---------- Material for this exercise
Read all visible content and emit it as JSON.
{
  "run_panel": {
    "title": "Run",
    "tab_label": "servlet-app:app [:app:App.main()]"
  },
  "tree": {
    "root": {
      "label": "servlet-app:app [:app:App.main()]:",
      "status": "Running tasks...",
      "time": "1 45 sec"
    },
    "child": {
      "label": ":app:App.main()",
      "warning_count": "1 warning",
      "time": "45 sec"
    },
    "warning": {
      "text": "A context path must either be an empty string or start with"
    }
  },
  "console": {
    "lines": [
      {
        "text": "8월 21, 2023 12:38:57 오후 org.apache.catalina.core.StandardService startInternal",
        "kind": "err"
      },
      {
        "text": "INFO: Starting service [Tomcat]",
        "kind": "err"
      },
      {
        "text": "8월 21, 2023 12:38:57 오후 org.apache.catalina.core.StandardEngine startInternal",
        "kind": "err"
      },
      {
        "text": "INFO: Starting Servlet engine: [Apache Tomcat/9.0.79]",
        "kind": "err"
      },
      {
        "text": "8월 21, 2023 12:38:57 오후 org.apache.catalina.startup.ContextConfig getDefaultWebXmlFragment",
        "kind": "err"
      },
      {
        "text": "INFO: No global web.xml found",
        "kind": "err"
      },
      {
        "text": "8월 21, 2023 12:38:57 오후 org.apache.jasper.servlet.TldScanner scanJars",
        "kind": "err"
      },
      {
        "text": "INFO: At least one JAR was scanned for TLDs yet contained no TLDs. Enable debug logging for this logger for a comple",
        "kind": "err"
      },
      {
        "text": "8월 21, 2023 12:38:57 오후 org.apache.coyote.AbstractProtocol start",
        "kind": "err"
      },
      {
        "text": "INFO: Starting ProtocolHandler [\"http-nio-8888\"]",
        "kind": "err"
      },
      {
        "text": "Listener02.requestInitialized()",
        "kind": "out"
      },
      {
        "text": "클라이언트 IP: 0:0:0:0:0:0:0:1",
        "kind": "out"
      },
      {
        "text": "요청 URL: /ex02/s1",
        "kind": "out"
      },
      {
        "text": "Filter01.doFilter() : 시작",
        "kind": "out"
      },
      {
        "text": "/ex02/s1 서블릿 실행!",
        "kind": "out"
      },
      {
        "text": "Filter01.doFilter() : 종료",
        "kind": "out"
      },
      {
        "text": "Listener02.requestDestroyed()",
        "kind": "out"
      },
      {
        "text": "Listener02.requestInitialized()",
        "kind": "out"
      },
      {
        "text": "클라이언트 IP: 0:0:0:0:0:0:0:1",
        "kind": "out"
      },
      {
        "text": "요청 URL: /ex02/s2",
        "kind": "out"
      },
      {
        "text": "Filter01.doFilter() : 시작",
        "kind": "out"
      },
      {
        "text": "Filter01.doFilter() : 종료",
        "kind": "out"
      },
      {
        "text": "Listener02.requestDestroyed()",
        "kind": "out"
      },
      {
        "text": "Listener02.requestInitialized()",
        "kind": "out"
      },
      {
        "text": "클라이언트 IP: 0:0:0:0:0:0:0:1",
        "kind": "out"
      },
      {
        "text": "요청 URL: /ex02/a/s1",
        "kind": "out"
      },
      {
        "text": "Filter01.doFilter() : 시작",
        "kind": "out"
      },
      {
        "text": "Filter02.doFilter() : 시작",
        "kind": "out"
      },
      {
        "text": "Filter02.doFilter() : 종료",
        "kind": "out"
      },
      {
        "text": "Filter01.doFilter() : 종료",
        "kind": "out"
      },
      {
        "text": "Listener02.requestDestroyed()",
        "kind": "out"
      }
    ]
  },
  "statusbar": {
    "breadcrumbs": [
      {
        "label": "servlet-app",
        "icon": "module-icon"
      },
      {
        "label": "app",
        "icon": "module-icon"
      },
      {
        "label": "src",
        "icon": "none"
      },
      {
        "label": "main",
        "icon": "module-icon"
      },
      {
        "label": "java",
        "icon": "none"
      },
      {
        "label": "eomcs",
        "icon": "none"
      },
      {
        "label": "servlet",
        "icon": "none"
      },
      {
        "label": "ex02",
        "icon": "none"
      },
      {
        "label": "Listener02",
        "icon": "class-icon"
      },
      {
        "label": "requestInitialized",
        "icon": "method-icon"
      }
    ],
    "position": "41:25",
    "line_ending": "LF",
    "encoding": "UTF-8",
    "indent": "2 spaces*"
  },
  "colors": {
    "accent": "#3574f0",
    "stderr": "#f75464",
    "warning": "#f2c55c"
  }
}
--------------------
Aim: Exactly reproduce every record.

Written reply:
Read all visible content and emit it as JSON.
{
  "run_panel": {
    "title": "Run",
    "tab_label": "servlet-app:app [:app:App.main()]"
  },
  "tree": {
    "root": {
      "label": "servlet-app:app [:app:App.main()]:",
      "status": "Running tasks...",
      "time": "1 45 sec"
    },
    "child": {
      "label": ":app:App.main()",
      "warning_count": "1 warning",
      "time": "45 sec"
    },
    "warning": {
      "text": "A context path must either be an empty string or start with"
    }
  },
  "console": {
    "lines": [
      {
        "text": "8월 21, 2023 12:38:57 오후 org.apache.catalina.core.StandardService startInternal",
        "kind": "err"
      },
      {
        "text": "INFO: Starting service [Tomcat]",
        "kind": "err"
      },
      {
        "text": "8월 21, 2023 12:38:57 오후 org.apache.catalina.core.StandardEngine startInternal",
        "kind": "err"
      },
      {
        "text": "INFO: Starting Servlet engine: [Apache Tomcat/9.0.79]",
        "kind": "err"
      },
      {
        "text": "8월 21, 2023 12:38:57 오후 org.apache.catalina.startup.ContextConfig getDefaultWebXmlFragment",
        "kind": "err"
      },
      {
        "text": "INFO: No global web.xml found",
        "kind": "err"
      },
      {
        "text": "8월 21, 2023 12:38:57 오후 org.apache.jasper.servlet.TldScanner scanJars",
        "kind": "err"
      },
      {
        "text": "INFO: At least one JAR was scanned for TLDs yet contained no TLDs. Enable debug logging for this logger for a comple",
        "kind": "err"
      },
      {
        "text": "8월 21, 2023 12:38:57 오후 org.apache.coyote.AbstractProtocol start",
        "kind": "err"
      },
      {
        "text": "INFO: Starting ProtocolHandler [\"http-nio-8888\"]",
        "kind": "err"
      },
      {
        "text": "Listener02.requestInitialized()",
        "kind": "out"
      },
      {
        "text": "클라이언트 IP: 0:0:0:0:0:0:0:1",
        "kind": "out"
      },
      {
        "text": "요청 URL: /ex02/s1",
        "kind": "out"
      },
      {
        "text": "Filter01.doFilter() : 시작",
        "kind": "out"
      },
      {
        "text": "/ex02/s1 서블릿 실행!",
        "kind": "out"
      },
      {
        "text": "Filter01.doFilter() : 종료",
        "kind": "out"
      },
      {
        "text": "Listener02.requestDestroyed()",
        "kind": "out"
      },
      {
        "text": "Listener02.requestInitialized()",
        "kind": "out"
      },
      {
        "text": "클라이언트 IP: 0:0:0:0:0:0:0:1",
        "kind": "out"
      },
      {
        "text": "요청 URL: /ex02/s2",
        "kind": "out"
      },
      {
        "text": "Filter01.doFilter() : 시작",
        "kind": "out"
      },
      {
        "text": "Filter01.doFilter() : 종료",
        "kind": "out"
      },
      {
        "text": "Listener02.requestDestroyed()",
        "kind": "out"
      },
      {
        "text": "Listener02.requestInitialized()",
        "kind": "out"
      },
      {
        "text": "클라이언트 IP: 0:0:0:0:0:0:0:1",
        "kind": "out"
      },
      {
        "text": "요청 URL: /ex02/a/s1",
        "kind": "out"
      },
      {
        "text": "Filter01.doFilter() : 시작",
        "kind": "out"
      },
      {
        "text": "Filter02.doFilter() : 시작",
        "kind": "out"
      },
      {
        "text": "Filter02.doFilter() : 종료",
        "kind": "out"
      },
      {
        "text": "Filter01.doFilter() : 종료",
        "kind": "out"
      },
      {
        "text": "Listener02.requestDestroyed()",
        "kind": "out"
      }
    ]
  },
  "statusbar": {
    "breadcrumbs": [
      {
        "label": "servlet-app",
        "icon": "module-icon"
      },
      {
        "label": "app",
        "icon": "module-icon"
      },
      {
        "label": "src",
        "icon": "none"
      },
      {
        "label": "main",
        "icon": "module-icon"
      },
      {
        "label": "java",
        "icon": "none"
      },
      {
        "label": "eomcs",
        "icon": "none"
      },
      {
        "label": "servlet",
        "icon": "none"
      },
      {
        "label": "ex02",
        "icon": "none"
      },
      {
        "label": "Listener02",
        "icon": "class-icon"
      },
      {
        "label": "requestInitialized",
        "icon": "method-icon"
      }
    ],
    "position": "41:25",
    "line_ending": "LF",
    "encoding": "UTF-8",
    "indent": "2 spaces*"
  },
  "colors": {
    "accent": "#3574f0",
    "stderr": "#f75464",
    "warning": "#f2c55c"
  }
}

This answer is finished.